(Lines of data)
————
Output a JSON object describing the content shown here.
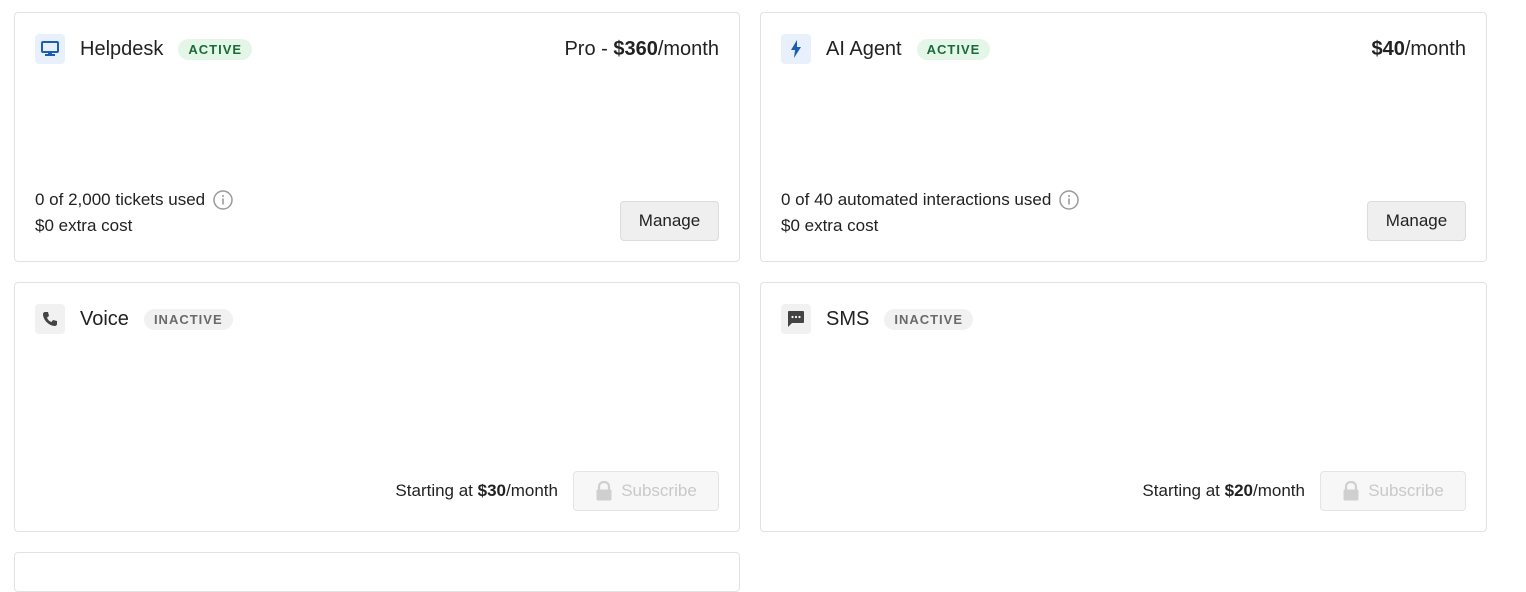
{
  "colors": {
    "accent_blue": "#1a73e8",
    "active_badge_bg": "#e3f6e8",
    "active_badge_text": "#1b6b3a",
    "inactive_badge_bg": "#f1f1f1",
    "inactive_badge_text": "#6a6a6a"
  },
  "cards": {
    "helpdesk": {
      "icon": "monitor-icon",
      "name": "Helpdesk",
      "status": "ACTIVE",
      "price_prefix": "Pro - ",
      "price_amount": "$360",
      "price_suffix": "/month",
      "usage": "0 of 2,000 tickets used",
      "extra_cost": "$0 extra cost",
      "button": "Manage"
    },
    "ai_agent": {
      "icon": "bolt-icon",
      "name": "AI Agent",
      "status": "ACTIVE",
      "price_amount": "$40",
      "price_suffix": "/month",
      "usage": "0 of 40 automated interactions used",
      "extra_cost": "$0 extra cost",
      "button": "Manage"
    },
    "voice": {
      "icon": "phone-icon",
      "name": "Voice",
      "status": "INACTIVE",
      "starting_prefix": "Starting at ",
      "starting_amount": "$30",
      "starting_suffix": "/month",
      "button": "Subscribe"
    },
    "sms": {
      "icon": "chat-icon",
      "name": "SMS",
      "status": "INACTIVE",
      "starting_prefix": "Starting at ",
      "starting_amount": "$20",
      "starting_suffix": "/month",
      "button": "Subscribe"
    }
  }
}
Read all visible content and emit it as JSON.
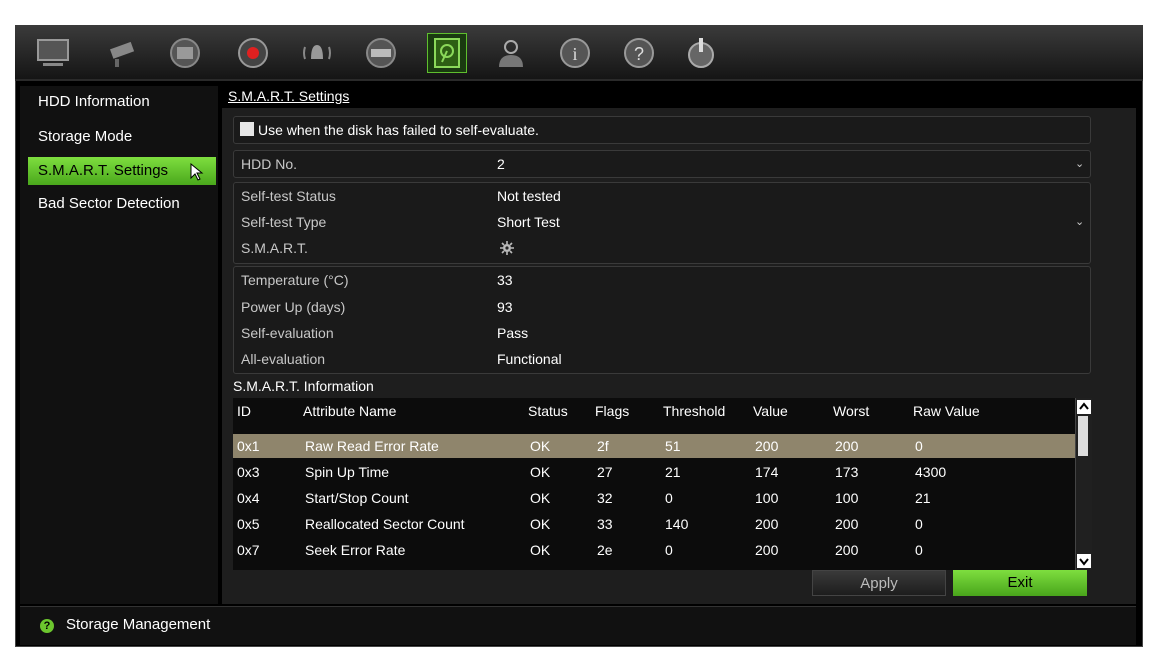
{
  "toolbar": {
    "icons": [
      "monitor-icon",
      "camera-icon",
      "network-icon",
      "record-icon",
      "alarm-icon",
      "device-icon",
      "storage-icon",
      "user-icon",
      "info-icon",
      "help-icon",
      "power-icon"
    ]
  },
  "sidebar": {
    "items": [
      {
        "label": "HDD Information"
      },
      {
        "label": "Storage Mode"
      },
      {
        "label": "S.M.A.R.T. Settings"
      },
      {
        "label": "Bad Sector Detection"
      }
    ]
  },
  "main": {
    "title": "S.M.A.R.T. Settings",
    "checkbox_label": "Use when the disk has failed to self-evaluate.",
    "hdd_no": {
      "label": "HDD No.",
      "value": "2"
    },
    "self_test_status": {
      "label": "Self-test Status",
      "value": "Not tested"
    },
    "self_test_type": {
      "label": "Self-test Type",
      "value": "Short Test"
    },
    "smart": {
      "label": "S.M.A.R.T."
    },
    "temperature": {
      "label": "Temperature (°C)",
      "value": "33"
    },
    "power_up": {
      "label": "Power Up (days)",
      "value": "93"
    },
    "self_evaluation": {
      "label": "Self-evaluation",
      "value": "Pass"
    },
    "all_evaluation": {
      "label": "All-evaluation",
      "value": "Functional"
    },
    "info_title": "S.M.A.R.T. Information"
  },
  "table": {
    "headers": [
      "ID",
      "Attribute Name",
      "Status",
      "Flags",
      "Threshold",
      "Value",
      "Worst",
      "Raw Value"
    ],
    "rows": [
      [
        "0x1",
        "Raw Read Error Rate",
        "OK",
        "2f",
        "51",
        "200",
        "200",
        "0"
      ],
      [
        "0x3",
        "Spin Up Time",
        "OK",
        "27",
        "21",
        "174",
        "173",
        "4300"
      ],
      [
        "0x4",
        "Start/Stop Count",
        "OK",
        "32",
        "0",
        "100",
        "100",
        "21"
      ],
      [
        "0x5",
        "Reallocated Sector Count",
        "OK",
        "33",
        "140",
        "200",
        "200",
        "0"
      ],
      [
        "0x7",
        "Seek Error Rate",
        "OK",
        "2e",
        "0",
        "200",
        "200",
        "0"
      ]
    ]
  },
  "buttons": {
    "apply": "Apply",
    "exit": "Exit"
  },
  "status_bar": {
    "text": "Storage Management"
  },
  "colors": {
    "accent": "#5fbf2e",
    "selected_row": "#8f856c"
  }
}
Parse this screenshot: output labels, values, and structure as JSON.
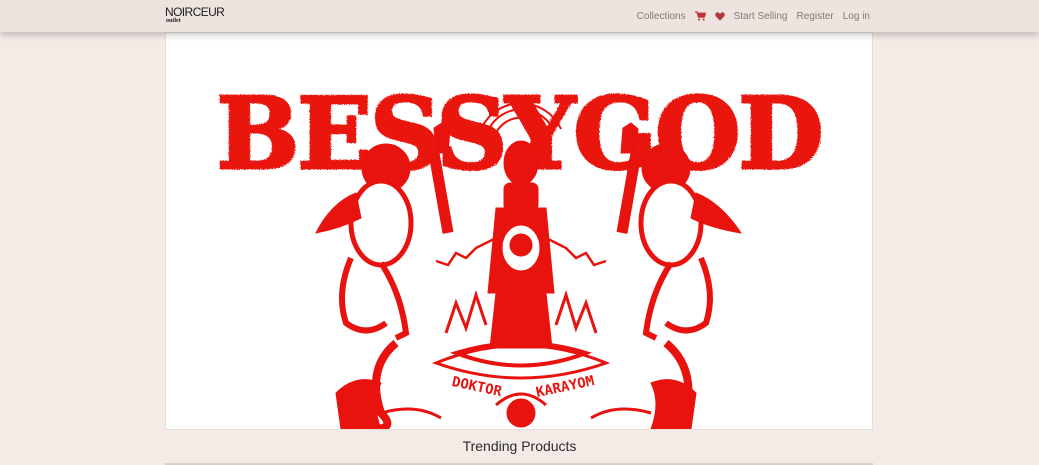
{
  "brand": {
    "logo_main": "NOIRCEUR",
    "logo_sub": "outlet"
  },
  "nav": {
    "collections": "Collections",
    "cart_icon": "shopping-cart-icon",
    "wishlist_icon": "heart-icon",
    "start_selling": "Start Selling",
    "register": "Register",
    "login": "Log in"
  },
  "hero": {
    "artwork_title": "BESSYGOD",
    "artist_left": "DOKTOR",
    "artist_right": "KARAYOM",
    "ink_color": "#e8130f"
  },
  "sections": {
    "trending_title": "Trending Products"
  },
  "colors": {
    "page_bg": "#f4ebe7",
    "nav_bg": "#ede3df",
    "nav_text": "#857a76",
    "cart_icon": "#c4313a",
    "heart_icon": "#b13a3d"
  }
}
————
Task to carry out
Print the complete listing exactly as it stands, without its pictures.

Response to the task
Output a JSON object describing the content shown here.
{
  "colors": {
    "accent_blue": "#1a73e8",
    "active_badge_bg": "#e3f6e8",
    "active_badge_text": "#1b6b3a",
    "inactive_badge_bg": "#f1f1f1",
    "inactive_badge_text": "#6a6a6a"
  },
  "cards": {
    "helpdesk": {
      "icon": "monitor-icon",
      "name": "Helpdesk",
      "status": "ACTIVE",
      "price_prefix": "Pro - ",
      "price_amount": "$360",
      "price_suffix": "/month",
      "usage": "0 of 2,000 tickets used",
      "extra_cost": "$0 extra cost",
      "button": "Manage"
    },
    "ai_agent": {
      "icon": "bolt-icon",
      "name": "AI Agent",
      "status": "ACTIVE",
      "price_amount": "$40",
      "price_suffix": "/month",
      "usage": "0 of 40 automated interactions used",
      "extra_cost": "$0 extra cost",
      "button": "Manage"
    },
    "voice": {
      "icon": "phone-icon",
      "name": "Voice",
      "status": "INACTIVE",
      "starting_prefix": "Starting at ",
      "starting_amount": "$30",
      "starting_suffix": "/month",
      "button": "Subscribe"
    },
    "sms": {
      "icon": "chat-icon",
      "name": "SMS",
      "status": "INACTIVE",
      "starting_prefix": "Starting at ",
      "starting_amount": "$20",
      "starting_suffix": "/month",
      "button": "Subscribe"
    }
  }
}
Read all visible content and emit it as JSON.
{
  "toolbar": {
    "icons": [
      "monitor-icon",
      "camera-icon",
      "network-icon",
      "record-icon",
      "alarm-icon",
      "device-icon",
      "storage-icon",
      "user-icon",
      "info-icon",
      "help-icon",
      "power-icon"
    ]
  },
  "sidebar": {
    "items": [
      {
        "label": "HDD Information"
      },
      {
        "label": "Storage Mode"
      },
      {
        "label": "S.M.A.R.T. Settings"
      },
      {
        "label": "Bad Sector Detection"
      }
    ]
  },
  "main": {
    "title": "S.M.A.R.T. Settings",
    "checkbox_label": "Use when the disk has failed to self-evaluate.",
    "hdd_no": {
      "label": "HDD No.",
      "value": "2"
    },
    "self_test_status": {
      "label": "Self-test Status",
      "value": "Not tested"
    },
    "self_test_type": {
      "label": "Self-test Type",
      "value": "Short Test"
    },
    "smart": {
      "label": "S.M.A.R.T."
    },
    "temperature": {
      "label": "Temperature (°C)",
      "value": "33"
    },
    "power_up": {
      "label": "Power Up (days)",
      "value": "93"
    },
    "self_evaluation": {
      "label": "Self-evaluation",
      "value": "Pass"
    },
    "all_evaluation": {
      "label": "All-evaluation",
      "value": "Functional"
    },
    "info_title": "S.M.A.R.T. Information"
  },
  "table": {
    "headers": [
      "ID",
      "Attribute Name",
      "Status",
      "Flags",
      "Threshold",
      "Value",
      "Worst",
      "Raw Value"
    ],
    "rows": [
      [
        "0x1",
        "Raw Read Error Rate",
        "OK",
        "2f",
        "51",
        "200",
        "200",
        "0"
      ],
      [
        "0x3",
        "Spin Up Time",
        "OK",
        "27",
        "21",
        "174",
        "173",
        "4300"
      ],
      [
        "0x4",
        "Start/Stop Count",
        "OK",
        "32",
        "0",
        "100",
        "100",
        "21"
      ],
      [
        "0x5",
        "Reallocated Sector Count",
        "OK",
        "33",
        "140",
        "200",
        "200",
        "0"
      ],
      [
        "0x7",
        "Seek Error Rate",
        "OK",
        "2e",
        "0",
        "200",
        "200",
        "0"
      ]
    ]
  },
  "buttons": {
    "apply": "Apply",
    "exit": "Exit"
  },
  "status_bar": {
    "text": "Storage Management"
  },
  "colors": {
    "accent": "#5fbf2e",
    "selected_row": "#8f856c"
  }
}
Parse this screenshot: output labels, values, and structure as JSON.
{
  "brand": {
    "logo_main": "NOIRCEUR",
    "logo_sub": "outlet"
  },
  "nav": {
    "collections": "Collections",
    "cart_icon": "shopping-cart-icon",
    "wishlist_icon": "heart-icon",
    "start_selling": "Start Selling",
    "register": "Register",
    "login": "Log in"
  },
  "hero": {
    "artwork_title": "BESSYGOD",
    "artist_left": "DOKTOR",
    "artist_right": "KARAYOM",
    "ink_color": "#e8130f"
  },
  "sections": {
    "trending_title": "Trending Products"
  },
  "colors": {
    "page_bg": "#f4ebe7",
    "nav_bg": "#ede3df",
    "nav_text": "#857a76",
    "cart_icon": "#c4313a",
    "heart_icon": "#b13a3d"
  }
}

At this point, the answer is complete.